**Records from a data source**:
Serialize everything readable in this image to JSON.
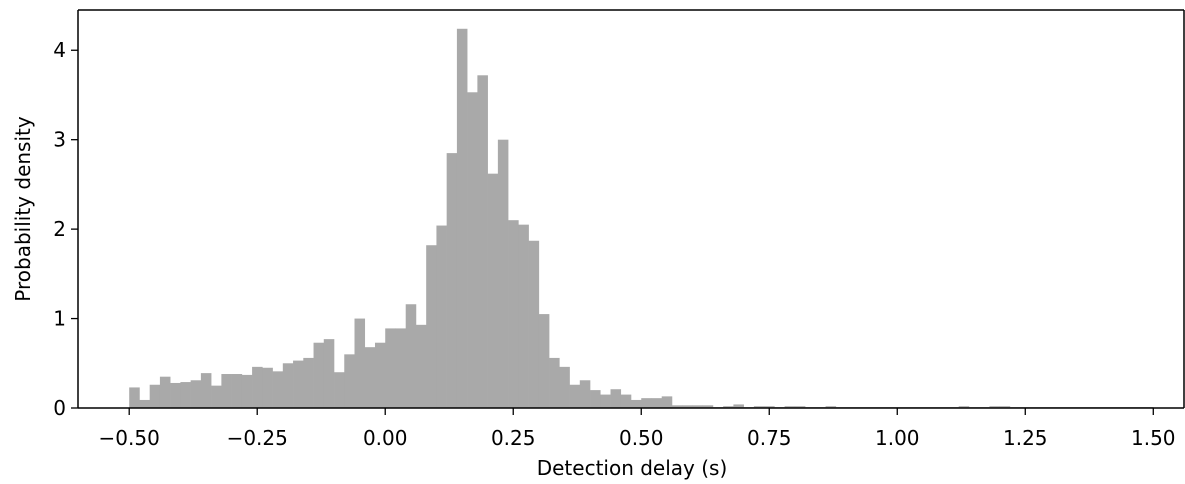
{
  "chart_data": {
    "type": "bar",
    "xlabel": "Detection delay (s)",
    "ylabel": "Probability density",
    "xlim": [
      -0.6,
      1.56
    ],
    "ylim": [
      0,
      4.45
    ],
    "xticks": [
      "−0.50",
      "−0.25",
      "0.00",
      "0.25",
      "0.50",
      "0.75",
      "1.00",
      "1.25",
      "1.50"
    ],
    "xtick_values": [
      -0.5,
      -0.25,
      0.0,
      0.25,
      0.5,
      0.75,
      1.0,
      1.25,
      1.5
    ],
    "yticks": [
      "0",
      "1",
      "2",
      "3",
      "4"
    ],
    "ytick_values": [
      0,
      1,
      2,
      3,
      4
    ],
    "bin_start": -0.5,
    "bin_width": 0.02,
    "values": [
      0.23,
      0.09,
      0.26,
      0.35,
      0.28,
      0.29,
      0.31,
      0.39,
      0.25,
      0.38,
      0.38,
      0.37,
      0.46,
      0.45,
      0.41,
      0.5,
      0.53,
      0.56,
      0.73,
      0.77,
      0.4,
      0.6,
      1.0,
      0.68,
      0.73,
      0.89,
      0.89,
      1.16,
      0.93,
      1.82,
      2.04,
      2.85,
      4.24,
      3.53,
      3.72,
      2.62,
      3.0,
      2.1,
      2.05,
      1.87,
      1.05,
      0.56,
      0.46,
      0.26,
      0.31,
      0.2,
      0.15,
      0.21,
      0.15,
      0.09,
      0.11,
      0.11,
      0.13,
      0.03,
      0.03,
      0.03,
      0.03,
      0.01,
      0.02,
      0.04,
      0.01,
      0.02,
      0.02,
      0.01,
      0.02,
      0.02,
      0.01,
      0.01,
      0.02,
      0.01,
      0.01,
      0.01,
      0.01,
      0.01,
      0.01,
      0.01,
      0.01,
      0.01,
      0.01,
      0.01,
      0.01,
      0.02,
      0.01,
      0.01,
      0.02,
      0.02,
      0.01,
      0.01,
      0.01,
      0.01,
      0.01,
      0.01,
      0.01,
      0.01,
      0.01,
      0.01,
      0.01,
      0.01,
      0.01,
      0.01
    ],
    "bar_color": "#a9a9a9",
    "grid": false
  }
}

* * *

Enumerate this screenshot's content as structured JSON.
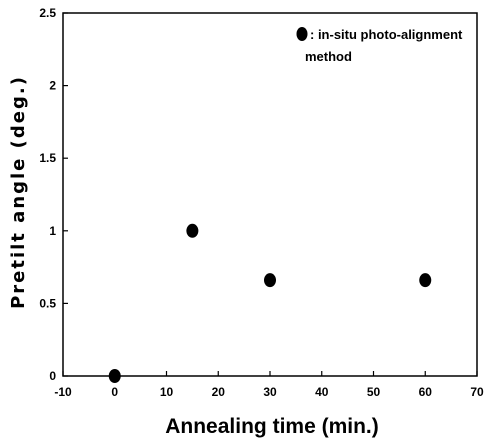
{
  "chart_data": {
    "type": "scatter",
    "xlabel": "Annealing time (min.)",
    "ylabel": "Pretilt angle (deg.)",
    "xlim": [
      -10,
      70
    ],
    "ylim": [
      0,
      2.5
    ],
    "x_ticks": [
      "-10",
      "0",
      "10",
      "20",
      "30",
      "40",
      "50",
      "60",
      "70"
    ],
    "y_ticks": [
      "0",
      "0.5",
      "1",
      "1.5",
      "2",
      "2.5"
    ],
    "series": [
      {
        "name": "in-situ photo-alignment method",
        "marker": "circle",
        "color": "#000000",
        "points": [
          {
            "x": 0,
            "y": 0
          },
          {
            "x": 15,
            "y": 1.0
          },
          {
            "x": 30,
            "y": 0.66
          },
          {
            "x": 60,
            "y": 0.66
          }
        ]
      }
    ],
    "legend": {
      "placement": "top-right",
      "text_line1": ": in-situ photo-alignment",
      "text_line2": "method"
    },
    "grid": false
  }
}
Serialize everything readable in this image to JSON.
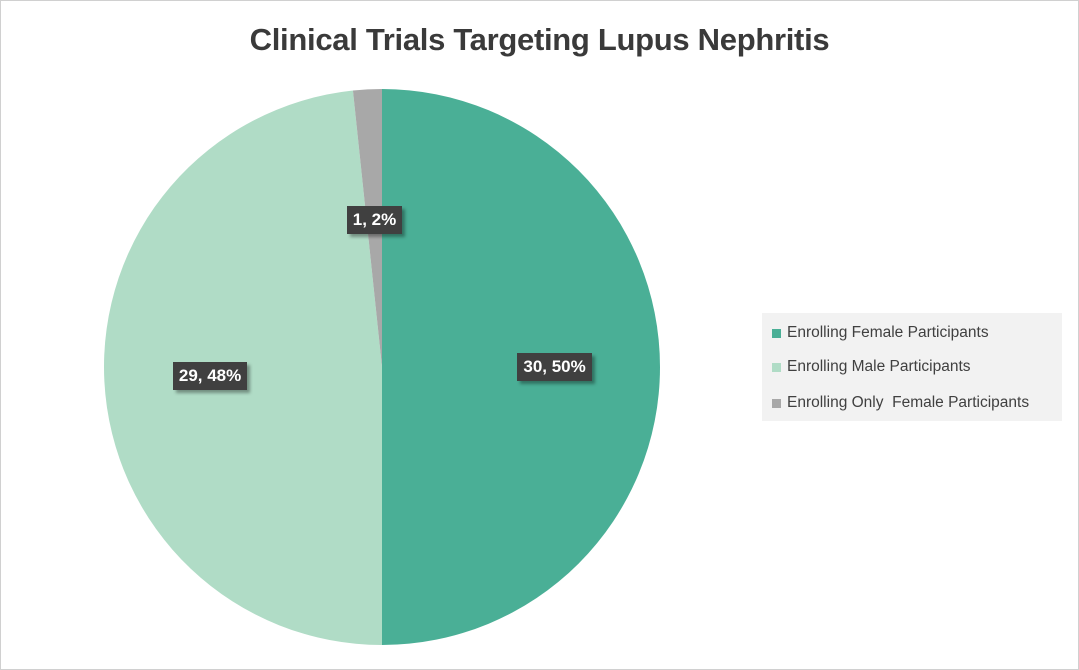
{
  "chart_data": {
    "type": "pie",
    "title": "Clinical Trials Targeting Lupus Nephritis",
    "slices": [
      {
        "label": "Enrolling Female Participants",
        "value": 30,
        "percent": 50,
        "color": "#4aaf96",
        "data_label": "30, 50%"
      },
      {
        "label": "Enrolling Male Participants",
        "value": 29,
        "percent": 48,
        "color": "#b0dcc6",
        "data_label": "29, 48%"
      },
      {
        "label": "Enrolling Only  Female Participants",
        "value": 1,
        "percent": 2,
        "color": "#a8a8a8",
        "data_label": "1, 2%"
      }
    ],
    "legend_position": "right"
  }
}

**Work instructions**: Every line of the listing that holds "photo" is to be counted; give only the resulting number.

**Task result**: 2